_Written problem:_
Could you give the data below again, exactly and completely?

+++ Provided data +++

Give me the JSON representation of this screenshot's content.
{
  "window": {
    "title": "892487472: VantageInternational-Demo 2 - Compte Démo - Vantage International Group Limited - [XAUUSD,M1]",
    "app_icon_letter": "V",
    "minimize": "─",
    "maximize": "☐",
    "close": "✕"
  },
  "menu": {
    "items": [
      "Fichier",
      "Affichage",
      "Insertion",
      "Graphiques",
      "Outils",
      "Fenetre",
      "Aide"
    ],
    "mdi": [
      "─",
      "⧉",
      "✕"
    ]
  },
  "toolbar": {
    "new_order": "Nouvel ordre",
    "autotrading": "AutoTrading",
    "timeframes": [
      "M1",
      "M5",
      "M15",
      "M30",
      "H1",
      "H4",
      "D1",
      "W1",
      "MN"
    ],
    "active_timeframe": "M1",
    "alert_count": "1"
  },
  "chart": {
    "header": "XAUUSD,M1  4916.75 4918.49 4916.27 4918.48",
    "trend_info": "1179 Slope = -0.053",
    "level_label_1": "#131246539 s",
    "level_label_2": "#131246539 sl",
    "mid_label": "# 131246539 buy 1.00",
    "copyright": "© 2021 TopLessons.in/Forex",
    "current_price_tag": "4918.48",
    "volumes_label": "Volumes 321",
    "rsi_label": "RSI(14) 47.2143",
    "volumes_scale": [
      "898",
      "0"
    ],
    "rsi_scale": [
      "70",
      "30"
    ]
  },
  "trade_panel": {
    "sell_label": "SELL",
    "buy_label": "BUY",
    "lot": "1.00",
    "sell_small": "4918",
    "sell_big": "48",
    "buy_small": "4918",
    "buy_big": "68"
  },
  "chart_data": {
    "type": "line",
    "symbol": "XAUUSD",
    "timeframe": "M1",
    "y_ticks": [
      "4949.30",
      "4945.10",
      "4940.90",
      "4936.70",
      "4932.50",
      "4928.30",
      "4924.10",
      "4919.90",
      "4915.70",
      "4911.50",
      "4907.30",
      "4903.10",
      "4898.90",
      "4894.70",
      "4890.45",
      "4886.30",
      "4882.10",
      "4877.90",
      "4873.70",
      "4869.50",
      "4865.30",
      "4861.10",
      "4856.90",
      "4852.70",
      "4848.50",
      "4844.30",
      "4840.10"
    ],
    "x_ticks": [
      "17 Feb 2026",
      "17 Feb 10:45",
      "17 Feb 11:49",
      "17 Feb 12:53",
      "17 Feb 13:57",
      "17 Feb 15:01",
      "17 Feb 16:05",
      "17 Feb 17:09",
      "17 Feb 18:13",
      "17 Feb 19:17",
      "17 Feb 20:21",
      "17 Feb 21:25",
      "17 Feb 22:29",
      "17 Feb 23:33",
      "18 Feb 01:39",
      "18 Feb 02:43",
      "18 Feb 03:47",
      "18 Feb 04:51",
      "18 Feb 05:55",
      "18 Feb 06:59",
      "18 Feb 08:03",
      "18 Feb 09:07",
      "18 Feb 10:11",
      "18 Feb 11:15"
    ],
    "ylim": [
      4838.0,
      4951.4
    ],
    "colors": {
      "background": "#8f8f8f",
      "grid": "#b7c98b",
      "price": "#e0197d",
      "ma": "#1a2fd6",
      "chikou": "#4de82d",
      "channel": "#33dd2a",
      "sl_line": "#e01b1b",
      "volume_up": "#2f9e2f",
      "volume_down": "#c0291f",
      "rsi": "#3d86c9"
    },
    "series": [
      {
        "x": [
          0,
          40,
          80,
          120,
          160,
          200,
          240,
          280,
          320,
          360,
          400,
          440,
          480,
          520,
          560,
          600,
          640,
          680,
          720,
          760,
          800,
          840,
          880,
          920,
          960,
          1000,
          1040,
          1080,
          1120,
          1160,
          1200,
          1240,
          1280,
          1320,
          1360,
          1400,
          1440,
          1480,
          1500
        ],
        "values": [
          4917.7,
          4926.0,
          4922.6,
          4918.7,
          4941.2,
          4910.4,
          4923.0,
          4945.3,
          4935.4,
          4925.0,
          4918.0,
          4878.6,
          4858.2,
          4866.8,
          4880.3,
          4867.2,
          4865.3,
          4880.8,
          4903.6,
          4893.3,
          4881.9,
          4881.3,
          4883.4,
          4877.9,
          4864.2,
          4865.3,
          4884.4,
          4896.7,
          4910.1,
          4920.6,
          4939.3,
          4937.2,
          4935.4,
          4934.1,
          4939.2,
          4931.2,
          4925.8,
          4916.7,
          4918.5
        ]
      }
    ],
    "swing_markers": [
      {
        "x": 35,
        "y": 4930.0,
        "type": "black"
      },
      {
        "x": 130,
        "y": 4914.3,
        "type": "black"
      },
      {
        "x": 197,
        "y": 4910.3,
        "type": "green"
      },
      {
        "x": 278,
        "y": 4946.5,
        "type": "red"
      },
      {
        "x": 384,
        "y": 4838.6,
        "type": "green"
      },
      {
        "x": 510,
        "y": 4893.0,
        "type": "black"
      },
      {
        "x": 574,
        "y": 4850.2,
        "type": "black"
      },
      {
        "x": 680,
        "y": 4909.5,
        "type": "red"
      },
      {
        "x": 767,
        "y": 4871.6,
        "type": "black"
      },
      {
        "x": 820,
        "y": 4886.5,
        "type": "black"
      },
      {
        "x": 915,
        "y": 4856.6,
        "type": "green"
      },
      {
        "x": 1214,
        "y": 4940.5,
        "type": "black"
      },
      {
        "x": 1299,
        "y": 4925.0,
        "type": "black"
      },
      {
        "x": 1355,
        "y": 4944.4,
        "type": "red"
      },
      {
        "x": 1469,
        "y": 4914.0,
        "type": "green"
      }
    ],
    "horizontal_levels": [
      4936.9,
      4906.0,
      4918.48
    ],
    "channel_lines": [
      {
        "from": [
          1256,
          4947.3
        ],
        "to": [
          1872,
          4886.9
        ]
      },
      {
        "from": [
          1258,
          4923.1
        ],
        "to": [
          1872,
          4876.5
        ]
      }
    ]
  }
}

+++

_Result:_
Give me the JSON representation of this screenshot's content.
{
  "window": {
    "title": "892487472: VantageInternational-Demo 2 - Compte Démo - Vantage International Group Limited - [XAUUSD,M1]",
    "app_icon_letter": "V",
    "minimize": "─",
    "maximize": "☐",
    "close": "✕"
  },
  "menu": {
    "items": [
      "Fichier",
      "Affichage",
      "Insertion",
      "Graphiques",
      "Outils",
      "Fenetre",
      "Aide"
    ],
    "mdi": [
      "─",
      "⧉",
      "✕"
    ]
  },
  "toolbar": {
    "new_order": "Nouvel ordre",
    "autotrading": "AutoTrading",
    "timeframes": [
      "M1",
      "M5",
      "M15",
      "M30",
      "H1",
      "H4",
      "D1",
      "W1",
      "MN"
    ],
    "active_timeframe": "M1",
    "alert_count": "1"
  },
  "chart": {
    "header": "XAUUSD,M1  4916.75 4918.49 4916.27 4918.48",
    "trend_info": "1179 Slope = -0.053",
    "level_label_1": "#131246539 s",
    "level_label_2": "#131246539 sl",
    "mid_label": "# 131246539 buy 1.00",
    "copyright": "© 2021 TopLessons.in/Forex",
    "current_price_tag": "4918.48",
    "volumes_label": "Volumes 321",
    "rsi_label": "RSI(14) 47.2143",
    "volumes_scale": [
      "898",
      "0"
    ],
    "rsi_scale": [
      "70",
      "30"
    ]
  },
  "trade_panel": {
    "sell_label": "SELL",
    "buy_label": "BUY",
    "lot": "1.00",
    "sell_small": "4918",
    "sell_big": "48",
    "buy_small": "4918",
    "buy_big": "68"
  },
  "chart_data": {
    "type": "line",
    "symbol": "XAUUSD",
    "timeframe": "M1",
    "y_ticks": [
      "4949.30",
      "4945.10",
      "4940.90",
      "4936.70",
      "4932.50",
      "4928.30",
      "4924.10",
      "4919.90",
      "4915.70",
      "4911.50",
      "4907.30",
      "4903.10",
      "4898.90",
      "4894.70",
      "4890.45",
      "4886.30",
      "4882.10",
      "4877.90",
      "4873.70",
      "4869.50",
      "4865.30",
      "4861.10",
      "4856.90",
      "4852.70",
      "4848.50",
      "4844.30",
      "4840.10"
    ],
    "x_ticks": [
      "17 Feb 2026",
      "17 Feb 10:45",
      "17 Feb 11:49",
      "17 Feb 12:53",
      "17 Feb 13:57",
      "17 Feb 15:01",
      "17 Feb 16:05",
      "17 Feb 17:09",
      "17 Feb 18:13",
      "17 Feb 19:17",
      "17 Feb 20:21",
      "17 Feb 21:25",
      "17 Feb 22:29",
      "17 Feb 23:33",
      "18 Feb 01:39",
      "18 Feb 02:43",
      "18 Feb 03:47",
      "18 Feb 04:51",
      "18 Feb 05:55",
      "18 Feb 06:59",
      "18 Feb 08:03",
      "18 Feb 09:07",
      "18 Feb 10:11",
      "18 Feb 11:15"
    ],
    "ylim": [
      4838.0,
      4951.4
    ],
    "colors": {
      "background": "#8f8f8f",
      "grid": "#b7c98b",
      "price": "#e0197d",
      "ma": "#1a2fd6",
      "chikou": "#4de82d",
      "channel": "#33dd2a",
      "sl_line": "#e01b1b",
      "volume_up": "#2f9e2f",
      "volume_down": "#c0291f",
      "rsi": "#3d86c9"
    },
    "series": [
      {
        "x": [
          0,
          40,
          80,
          120,
          160,
          200,
          240,
          280,
          320,
          360,
          400,
          440,
          480,
          520,
          560,
          600,
          640,
          680,
          720,
          760,
          800,
          840,
          880,
          920,
          960,
          1000,
          1040,
          1080,
          1120,
          1160,
          1200,
          1240,
          1280,
          1320,
          1360,
          1400,
          1440,
          1480,
          1500
        ],
        "values": [
          4917.7,
          4926.0,
          4922.6,
          4918.7,
          4941.2,
          4910.4,
          4923.0,
          4945.3,
          4935.4,
          4925.0,
          4918.0,
          4878.6,
          4858.2,
          4866.8,
          4880.3,
          4867.2,
          4865.3,
          4880.8,
          4903.6,
          4893.3,
          4881.9,
          4881.3,
          4883.4,
          4877.9,
          4864.2,
          4865.3,
          4884.4,
          4896.7,
          4910.1,
          4920.6,
          4939.3,
          4937.2,
          4935.4,
          4934.1,
          4939.2,
          4931.2,
          4925.8,
          4916.7,
          4918.5
        ]
      }
    ],
    "swing_markers": [
      {
        "x": 35,
        "y": 4930.0,
        "type": "black"
      },
      {
        "x": 130,
        "y": 4914.3,
        "type": "black"
      },
      {
        "x": 197,
        "y": 4910.3,
        "type": "green"
      },
      {
        "x": 278,
        "y": 4946.5,
        "type": "red"
      },
      {
        "x": 384,
        "y": 4838.6,
        "type": "green"
      },
      {
        "x": 510,
        "y": 4893.0,
        "type": "black"
      },
      {
        "x": 574,
        "y": 4850.2,
        "type": "black"
      },
      {
        "x": 680,
        "y": 4909.5,
        "type": "red"
      },
      {
        "x": 767,
        "y": 4871.6,
        "type": "black"
      },
      {
        "x": 820,
        "y": 4886.5,
        "type": "black"
      },
      {
        "x": 915,
        "y": 4856.6,
        "type": "green"
      },
      {
        "x": 1214,
        "y": 4940.5,
        "type": "black"
      },
      {
        "x": 1299,
        "y": 4925.0,
        "type": "black"
      },
      {
        "x": 1355,
        "y": 4944.4,
        "type": "red"
      },
      {
        "x": 1469,
        "y": 4914.0,
        "type": "green"
      }
    ],
    "horizontal_levels": [
      4936.9,
      4906.0,
      4918.48
    ],
    "channel_lines": [
      {
        "from": [
          1256,
          4947.3
        ],
        "to": [
          1872,
          4886.9
        ]
      },
      {
        "from": [
          1258,
          4923.1
        ],
        "to": [
          1872,
          4876.5
        ]
      }
    ]
  }
}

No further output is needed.